----- The records

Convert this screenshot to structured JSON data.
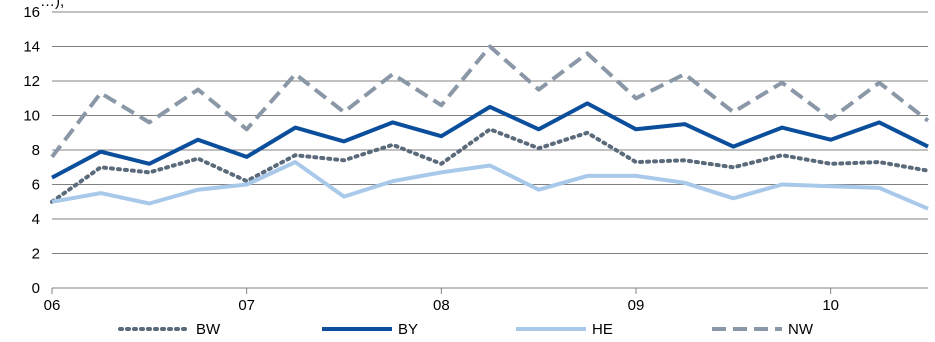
{
  "chart_data": {
    "type": "line",
    "title": "",
    "top_label": "…),",
    "xlabel": "",
    "ylabel": "",
    "ylim": [
      0,
      16
    ],
    "yticks": [
      0,
      2,
      4,
      6,
      8,
      10,
      12,
      14,
      16
    ],
    "x_tick_labels": [
      "06",
      "07",
      "08",
      "09",
      "10"
    ],
    "x_range": [
      2006.0,
      2010.5
    ],
    "x": [
      2006.0,
      2006.25,
      2006.5,
      2006.75,
      2007.0,
      2007.25,
      2007.5,
      2007.75,
      2008.0,
      2008.25,
      2008.5,
      2008.75,
      2009.0,
      2009.25,
      2009.5,
      2009.75,
      2010.0,
      2010.25,
      2010.5
    ],
    "grid": true,
    "legend_position": "bottom",
    "series": [
      {
        "name": "BW",
        "style": "dotted",
        "color": "#5a6a7a",
        "values": [
          5.0,
          7.0,
          6.7,
          7.5,
          6.2,
          7.7,
          7.4,
          8.3,
          7.2,
          9.2,
          8.1,
          9.0,
          7.3,
          7.4,
          7.0,
          7.7,
          7.2,
          7.3,
          6.8
        ]
      },
      {
        "name": "BY",
        "style": "solid",
        "color": "#0b4f9c",
        "values": [
          6.4,
          7.9,
          7.2,
          8.6,
          7.6,
          9.3,
          8.5,
          9.6,
          8.8,
          10.5,
          9.2,
          10.7,
          9.2,
          9.5,
          8.2,
          9.3,
          8.6,
          9.6,
          8.2
        ]
      },
      {
        "name": "HE",
        "style": "solid",
        "color": "#a9c9ea",
        "values": [
          5.0,
          5.5,
          4.9,
          5.7,
          6.0,
          7.3,
          5.3,
          6.2,
          6.7,
          7.1,
          5.7,
          6.5,
          6.5,
          6.1,
          5.2,
          6.0,
          5.9,
          5.8,
          4.6
        ]
      },
      {
        "name": "NW",
        "style": "dashed",
        "color": "#8a97a6",
        "values": [
          7.6,
          11.3,
          9.6,
          11.5,
          9.2,
          12.4,
          10.2,
          12.4,
          10.6,
          14.0,
          11.5,
          13.6,
          11.0,
          12.4,
          10.2,
          11.9,
          9.8,
          11.9,
          9.7
        ]
      }
    ]
  }
}
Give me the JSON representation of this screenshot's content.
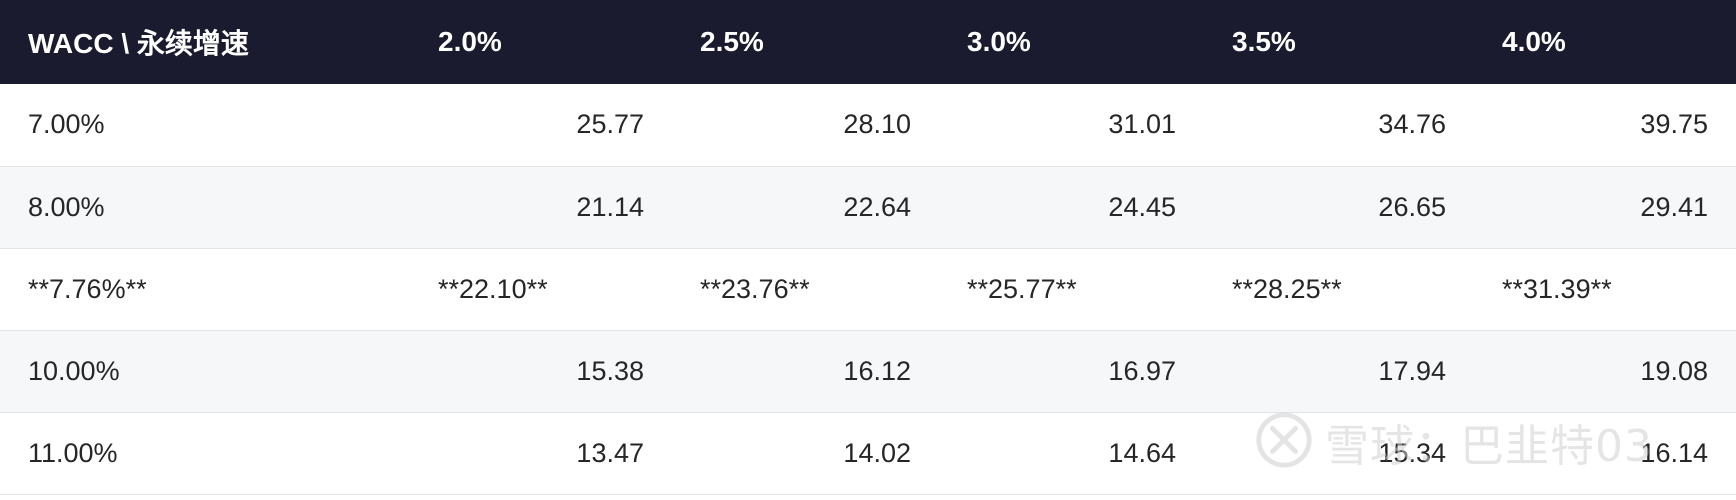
{
  "table": {
    "headers": [
      "WACC \\ 永续增速",
      "2.0%",
      "2.5%",
      "3.0%",
      "3.5%",
      "4.0%"
    ],
    "rows": [
      {
        "label": "7.00%",
        "values": [
          "25.77",
          "28.10",
          "31.01",
          "34.76",
          "39.75"
        ]
      },
      {
        "label": "8.00%",
        "values": [
          "21.14",
          "22.64",
          "24.45",
          "26.65",
          "29.41"
        ]
      },
      {
        "label": "**7.76%**",
        "values": [
          "**22.10**",
          "**23.76**",
          "**25.77**",
          "**28.25**",
          "**31.39**"
        ]
      },
      {
        "label": "10.00%",
        "values": [
          "15.38",
          "16.12",
          "16.97",
          "17.94",
          "19.08"
        ]
      },
      {
        "label": "11.00%",
        "values": [
          "13.47",
          "14.02",
          "14.64",
          "15.34",
          "16.14"
        ]
      }
    ]
  },
  "watermark": {
    "text": "雪球：巴韭特03",
    "icon": "snowball-logo-icon"
  },
  "colors": {
    "header_bg": "#1b1b2f",
    "header_text": "#ffffff",
    "alt_row_bg": "#f6f7f9",
    "border": "#e3e3e6"
  }
}
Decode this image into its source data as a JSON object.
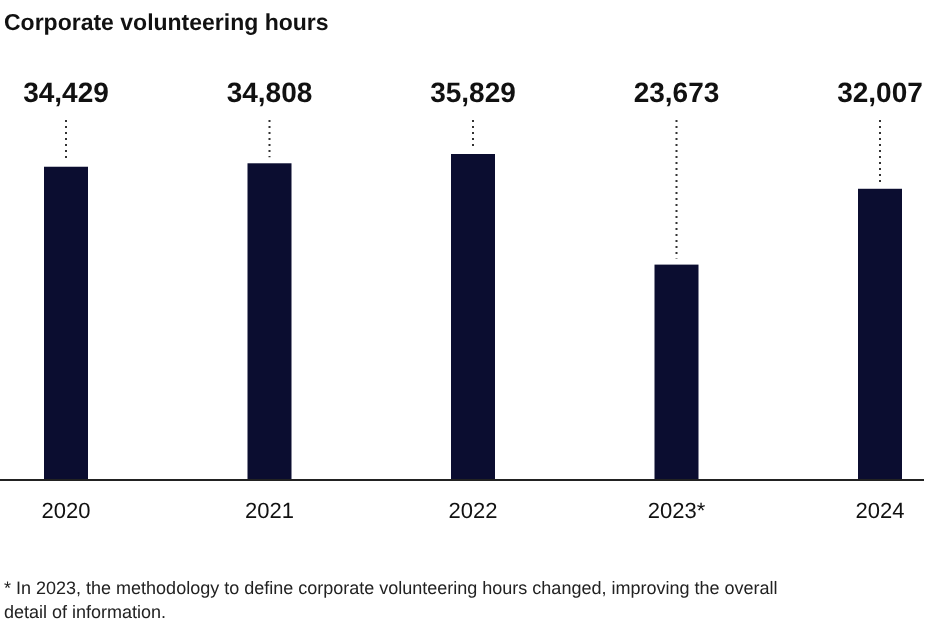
{
  "chart_data": {
    "type": "bar",
    "title": "Corporate volunteering hours",
    "categories": [
      "2020",
      "2021",
      "2022",
      "2023*",
      "2024"
    ],
    "values": [
      34429,
      34808,
      35829,
      23673,
      32007
    ],
    "value_labels": [
      "34,429",
      "34,808",
      "35,829",
      "23,673",
      "32,007"
    ],
    "color": "#0b0d30",
    "annotations": [
      "* In 2023, the methodology to define corporate volunteering hours changed, improving the overall detail of information."
    ]
  }
}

----------

(Task statement): Pull out all lines in the data above that include "hours".

(Answer for this exercise):
    "title": "Corporate volunteering hours",
      "* In 2023, the methodology to define corporate volunteering hours changed, improving the overall detail of information."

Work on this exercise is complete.